### Assignment:
Each line in the entries below that holds the word "color" belongs in the answer.

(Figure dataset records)
--*--
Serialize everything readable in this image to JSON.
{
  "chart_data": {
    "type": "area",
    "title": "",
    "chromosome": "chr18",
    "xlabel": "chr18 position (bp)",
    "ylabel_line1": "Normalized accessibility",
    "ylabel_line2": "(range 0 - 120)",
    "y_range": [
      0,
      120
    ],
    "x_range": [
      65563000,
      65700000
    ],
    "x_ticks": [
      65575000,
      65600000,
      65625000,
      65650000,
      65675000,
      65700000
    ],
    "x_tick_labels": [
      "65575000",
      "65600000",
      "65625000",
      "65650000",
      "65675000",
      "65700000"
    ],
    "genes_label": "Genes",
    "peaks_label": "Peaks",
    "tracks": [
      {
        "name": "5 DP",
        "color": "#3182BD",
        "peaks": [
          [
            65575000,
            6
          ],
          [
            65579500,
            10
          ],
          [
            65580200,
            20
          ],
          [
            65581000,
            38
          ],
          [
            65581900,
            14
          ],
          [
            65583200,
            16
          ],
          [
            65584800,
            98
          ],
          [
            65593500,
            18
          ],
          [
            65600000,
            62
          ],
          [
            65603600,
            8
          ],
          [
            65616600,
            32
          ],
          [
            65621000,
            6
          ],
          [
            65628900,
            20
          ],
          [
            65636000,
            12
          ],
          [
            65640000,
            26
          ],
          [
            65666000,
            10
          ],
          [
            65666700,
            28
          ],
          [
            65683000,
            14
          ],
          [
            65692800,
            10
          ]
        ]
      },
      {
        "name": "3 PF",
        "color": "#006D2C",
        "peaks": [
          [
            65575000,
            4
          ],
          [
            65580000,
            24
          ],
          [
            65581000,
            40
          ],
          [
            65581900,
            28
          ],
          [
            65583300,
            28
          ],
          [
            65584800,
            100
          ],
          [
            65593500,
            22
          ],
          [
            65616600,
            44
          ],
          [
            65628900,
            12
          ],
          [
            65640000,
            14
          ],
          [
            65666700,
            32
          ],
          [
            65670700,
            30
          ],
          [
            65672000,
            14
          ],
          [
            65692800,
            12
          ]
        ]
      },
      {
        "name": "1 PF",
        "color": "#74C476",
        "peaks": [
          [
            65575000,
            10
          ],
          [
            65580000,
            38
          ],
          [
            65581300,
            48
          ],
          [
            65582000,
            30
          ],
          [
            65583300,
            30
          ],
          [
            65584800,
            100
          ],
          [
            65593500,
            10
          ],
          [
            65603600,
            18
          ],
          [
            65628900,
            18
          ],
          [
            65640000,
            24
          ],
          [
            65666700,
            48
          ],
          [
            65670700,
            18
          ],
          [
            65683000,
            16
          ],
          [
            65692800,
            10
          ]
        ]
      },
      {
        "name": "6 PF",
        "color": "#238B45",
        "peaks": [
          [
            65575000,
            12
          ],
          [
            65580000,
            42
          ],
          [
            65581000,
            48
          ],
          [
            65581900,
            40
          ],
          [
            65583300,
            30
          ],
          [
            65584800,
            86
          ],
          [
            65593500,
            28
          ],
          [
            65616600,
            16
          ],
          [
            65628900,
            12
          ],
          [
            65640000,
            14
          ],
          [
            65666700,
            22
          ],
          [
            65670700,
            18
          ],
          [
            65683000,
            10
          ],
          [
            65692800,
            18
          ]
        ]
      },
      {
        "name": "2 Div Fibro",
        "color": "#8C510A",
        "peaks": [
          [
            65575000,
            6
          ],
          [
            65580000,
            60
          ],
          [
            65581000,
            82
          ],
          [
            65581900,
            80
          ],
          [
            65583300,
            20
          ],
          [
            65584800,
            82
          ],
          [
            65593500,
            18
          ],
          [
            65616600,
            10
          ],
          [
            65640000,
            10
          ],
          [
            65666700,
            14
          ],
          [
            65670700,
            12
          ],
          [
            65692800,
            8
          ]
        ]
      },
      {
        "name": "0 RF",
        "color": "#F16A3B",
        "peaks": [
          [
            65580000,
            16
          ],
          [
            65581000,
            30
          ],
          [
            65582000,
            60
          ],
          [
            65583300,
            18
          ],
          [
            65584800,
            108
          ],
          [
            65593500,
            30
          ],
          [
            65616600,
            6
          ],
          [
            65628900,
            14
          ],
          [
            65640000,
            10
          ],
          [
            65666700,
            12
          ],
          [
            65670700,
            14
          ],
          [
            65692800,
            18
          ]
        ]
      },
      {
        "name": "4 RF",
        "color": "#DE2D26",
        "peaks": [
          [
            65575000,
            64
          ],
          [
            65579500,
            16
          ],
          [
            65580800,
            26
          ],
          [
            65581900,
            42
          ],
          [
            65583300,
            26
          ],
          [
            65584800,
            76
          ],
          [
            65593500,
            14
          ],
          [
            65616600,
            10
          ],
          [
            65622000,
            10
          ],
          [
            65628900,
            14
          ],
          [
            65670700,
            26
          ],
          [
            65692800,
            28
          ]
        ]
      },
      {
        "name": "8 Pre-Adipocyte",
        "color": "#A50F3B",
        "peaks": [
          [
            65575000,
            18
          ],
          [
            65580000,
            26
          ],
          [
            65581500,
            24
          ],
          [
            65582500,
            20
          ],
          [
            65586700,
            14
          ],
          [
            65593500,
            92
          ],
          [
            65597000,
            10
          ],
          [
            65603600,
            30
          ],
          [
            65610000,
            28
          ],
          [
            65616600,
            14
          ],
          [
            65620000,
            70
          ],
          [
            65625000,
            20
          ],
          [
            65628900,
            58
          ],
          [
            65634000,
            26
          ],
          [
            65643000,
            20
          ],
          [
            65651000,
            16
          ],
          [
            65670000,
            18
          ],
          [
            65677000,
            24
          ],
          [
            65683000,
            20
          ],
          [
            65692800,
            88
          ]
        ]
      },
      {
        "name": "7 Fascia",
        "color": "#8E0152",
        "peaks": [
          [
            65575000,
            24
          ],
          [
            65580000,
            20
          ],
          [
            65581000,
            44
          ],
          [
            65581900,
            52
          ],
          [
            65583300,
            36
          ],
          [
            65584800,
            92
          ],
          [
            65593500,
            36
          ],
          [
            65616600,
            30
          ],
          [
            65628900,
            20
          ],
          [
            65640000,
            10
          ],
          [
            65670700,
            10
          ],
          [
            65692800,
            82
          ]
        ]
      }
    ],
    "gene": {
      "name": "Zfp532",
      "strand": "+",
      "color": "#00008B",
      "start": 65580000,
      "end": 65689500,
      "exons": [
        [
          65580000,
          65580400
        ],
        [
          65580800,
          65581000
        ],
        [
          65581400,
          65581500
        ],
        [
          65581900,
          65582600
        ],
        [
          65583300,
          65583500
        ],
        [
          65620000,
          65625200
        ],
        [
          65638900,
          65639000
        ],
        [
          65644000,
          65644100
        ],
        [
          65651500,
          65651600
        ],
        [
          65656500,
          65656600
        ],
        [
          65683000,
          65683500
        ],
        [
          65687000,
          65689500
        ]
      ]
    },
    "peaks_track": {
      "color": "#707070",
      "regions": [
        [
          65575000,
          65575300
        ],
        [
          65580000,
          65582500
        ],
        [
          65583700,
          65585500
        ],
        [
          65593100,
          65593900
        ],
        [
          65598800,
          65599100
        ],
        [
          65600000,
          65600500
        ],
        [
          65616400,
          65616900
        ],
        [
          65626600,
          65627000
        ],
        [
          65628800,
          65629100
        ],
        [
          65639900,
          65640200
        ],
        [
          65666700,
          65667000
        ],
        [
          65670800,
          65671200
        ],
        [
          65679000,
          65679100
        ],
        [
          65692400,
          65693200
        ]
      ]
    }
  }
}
--*--
### Written solution:
        "color": "#3182BD",
        "color": "#006D2C",
        "color": "#74C476",
        "color": "#238B45",
        "color": "#8C510A",
        "color": "#F16A3B",
        "color": "#DE2D26",
        "color": "#A50F3B",
        "color": "#8E0152",
      "color": "#00008B",
      "color": "#707070",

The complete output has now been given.